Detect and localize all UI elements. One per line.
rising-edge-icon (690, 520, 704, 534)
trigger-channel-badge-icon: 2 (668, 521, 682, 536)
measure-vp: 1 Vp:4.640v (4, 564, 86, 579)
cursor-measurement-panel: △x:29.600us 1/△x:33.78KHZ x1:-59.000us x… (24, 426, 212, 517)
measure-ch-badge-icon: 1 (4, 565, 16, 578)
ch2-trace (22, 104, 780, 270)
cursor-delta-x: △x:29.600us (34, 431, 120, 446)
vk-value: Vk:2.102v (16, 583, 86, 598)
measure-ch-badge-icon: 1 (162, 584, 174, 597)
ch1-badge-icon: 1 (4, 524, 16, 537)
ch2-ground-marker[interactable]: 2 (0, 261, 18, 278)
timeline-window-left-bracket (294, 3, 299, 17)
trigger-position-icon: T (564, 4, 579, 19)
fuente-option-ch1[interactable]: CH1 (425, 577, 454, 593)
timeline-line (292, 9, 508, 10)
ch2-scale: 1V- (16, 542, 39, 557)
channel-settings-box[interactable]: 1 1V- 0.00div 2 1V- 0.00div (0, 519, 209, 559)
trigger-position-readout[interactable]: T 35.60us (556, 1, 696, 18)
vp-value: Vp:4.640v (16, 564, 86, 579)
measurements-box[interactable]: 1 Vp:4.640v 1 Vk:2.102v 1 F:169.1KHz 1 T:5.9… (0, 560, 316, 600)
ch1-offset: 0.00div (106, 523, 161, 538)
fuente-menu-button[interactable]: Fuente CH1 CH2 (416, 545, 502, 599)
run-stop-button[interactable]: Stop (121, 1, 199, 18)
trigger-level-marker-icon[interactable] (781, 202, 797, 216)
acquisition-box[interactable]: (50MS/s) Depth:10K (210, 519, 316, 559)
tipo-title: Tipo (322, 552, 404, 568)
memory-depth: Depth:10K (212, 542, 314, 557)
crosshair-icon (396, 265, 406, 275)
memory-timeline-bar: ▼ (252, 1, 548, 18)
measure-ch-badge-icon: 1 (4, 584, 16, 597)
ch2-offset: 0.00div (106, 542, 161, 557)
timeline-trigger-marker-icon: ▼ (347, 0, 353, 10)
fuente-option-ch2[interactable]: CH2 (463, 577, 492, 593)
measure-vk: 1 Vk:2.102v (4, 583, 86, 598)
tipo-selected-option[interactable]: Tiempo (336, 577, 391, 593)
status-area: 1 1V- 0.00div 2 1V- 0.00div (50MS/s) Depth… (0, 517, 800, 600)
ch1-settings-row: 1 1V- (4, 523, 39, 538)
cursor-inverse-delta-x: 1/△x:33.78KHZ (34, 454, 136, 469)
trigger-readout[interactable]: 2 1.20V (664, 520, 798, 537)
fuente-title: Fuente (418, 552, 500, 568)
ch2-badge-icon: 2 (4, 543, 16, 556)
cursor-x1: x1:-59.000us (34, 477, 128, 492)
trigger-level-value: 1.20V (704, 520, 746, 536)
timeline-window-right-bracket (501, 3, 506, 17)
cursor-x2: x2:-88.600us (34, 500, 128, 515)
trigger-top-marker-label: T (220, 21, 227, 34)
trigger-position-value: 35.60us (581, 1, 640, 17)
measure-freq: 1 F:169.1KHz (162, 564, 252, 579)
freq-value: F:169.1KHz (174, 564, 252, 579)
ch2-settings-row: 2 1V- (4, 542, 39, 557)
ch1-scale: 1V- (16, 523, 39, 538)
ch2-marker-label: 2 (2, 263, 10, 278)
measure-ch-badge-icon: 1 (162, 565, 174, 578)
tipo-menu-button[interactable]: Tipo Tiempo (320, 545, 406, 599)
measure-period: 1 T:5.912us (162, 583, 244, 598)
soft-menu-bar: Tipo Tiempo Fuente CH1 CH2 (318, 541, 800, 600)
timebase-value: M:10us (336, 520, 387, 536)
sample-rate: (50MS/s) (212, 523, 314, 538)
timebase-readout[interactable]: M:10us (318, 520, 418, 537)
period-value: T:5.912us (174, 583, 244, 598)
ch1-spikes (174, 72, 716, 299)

══════════

Instructions to follow:
Rewrite the material above, putting "track" wherever "timeline" appears and leaving every other character unchanged.

Correct output:
Detect and localize all UI elements. One per line.
rising-edge-icon (690, 520, 704, 534)
trigger-channel-badge-icon: 2 (668, 521, 682, 536)
measure-vp: 1 Vp:4.640v (4, 564, 86, 579)
cursor-measurement-panel: △x:29.600us 1/△x:33.78KHZ x1:-59.000us x… (24, 426, 212, 517)
measure-ch-badge-icon: 1 (4, 565, 16, 578)
ch2-trace (22, 104, 780, 270)
cursor-delta-x: △x:29.600us (34, 431, 120, 446)
vk-value: Vk:2.102v (16, 583, 86, 598)
measure-ch-badge-icon: 1 (162, 584, 174, 597)
ch1-badge-icon: 1 (4, 524, 16, 537)
ch2-ground-marker[interactable]: 2 (0, 261, 18, 278)
track-window-left-bracket (294, 3, 299, 17)
trigger-position-icon: T (564, 4, 579, 19)
fuente-option-ch1[interactable]: CH1 (425, 577, 454, 593)
track-line (292, 9, 508, 10)
ch2-scale: 1V- (16, 542, 39, 557)
channel-settings-box[interactable]: 1 1V- 0.00div 2 1V- 0.00div (0, 519, 209, 559)
trigger-position-readout[interactable]: T 35.60us (556, 1, 696, 18)
vp-value: Vp:4.640v (16, 564, 86, 579)
measurements-box[interactable]: 1 Vp:4.640v 1 Vk:2.102v 1 F:169.1KHz 1 T:5.9… (0, 560, 316, 600)
ch1-offset: 0.00div (106, 523, 161, 538)
fuente-menu-button[interactable]: Fuente CH1 CH2 (416, 545, 502, 599)
run-stop-button[interactable]: Stop (121, 1, 199, 18)
trigger-level-marker-icon[interactable] (781, 202, 797, 216)
acquisition-box[interactable]: (50MS/s) Depth:10K (210, 519, 316, 559)
tipo-title: Tipo (322, 552, 404, 568)
memory-depth: Depth:10K (212, 542, 314, 557)
crosshair-icon (396, 265, 406, 275)
memory-track-bar: ▼ (252, 1, 548, 18)
measure-ch-badge-icon: 1 (4, 584, 16, 597)
ch2-offset: 0.00div (106, 542, 161, 557)
track-trigger-marker-icon: ▼ (347, 0, 353, 10)
fuente-option-ch2[interactable]: CH2 (463, 577, 492, 593)
measure-vk: 1 Vk:2.102v (4, 583, 86, 598)
tipo-selected-option[interactable]: Tiempo (336, 577, 391, 593)
status-area: 1 1V- 0.00div 2 1V- 0.00div (50MS/s) Depth… (0, 517, 800, 600)
ch1-settings-row: 1 1V- (4, 523, 39, 538)
cursor-inverse-delta-x: 1/△x:33.78KHZ (34, 454, 136, 469)
trigger-readout[interactable]: 2 1.20V (664, 520, 798, 537)
fuente-title: Fuente (418, 552, 500, 568)
ch2-badge-icon: 2 (4, 543, 16, 556)
cursor-x1: x1:-59.000us (34, 477, 128, 492)
trigger-level-value: 1.20V (704, 520, 746, 536)
track-window-right-bracket (501, 3, 506, 17)
cursor-x2: x2:-88.600us (34, 500, 128, 515)
trigger-top-marker-label: T (220, 21, 227, 34)
trigger-position-value: 35.60us (581, 1, 640, 17)
measure-freq: 1 F:169.1KHz (162, 564, 252, 579)
freq-value: F:169.1KHz (174, 564, 252, 579)
ch2-settings-row: 2 1V- (4, 542, 39, 557)
ch1-scale: 1V- (16, 523, 39, 538)
ch2-marker-label: 2 (2, 263, 10, 278)
measure-ch-badge-icon: 1 (162, 565, 174, 578)
tipo-menu-button[interactable]: Tipo Tiempo (320, 545, 406, 599)
measure-period: 1 T:5.912us (162, 583, 244, 598)
soft-menu-bar: Tipo Tiempo Fuente CH1 CH2 (318, 541, 800, 600)
timebase-value: M:10us (336, 520, 387, 536)
sample-rate: (50MS/s) (212, 523, 314, 538)
timebase-readout[interactable]: M:10us (318, 520, 418, 537)
period-value: T:5.912us (174, 583, 244, 598)
ch1-spikes (174, 72, 716, 299)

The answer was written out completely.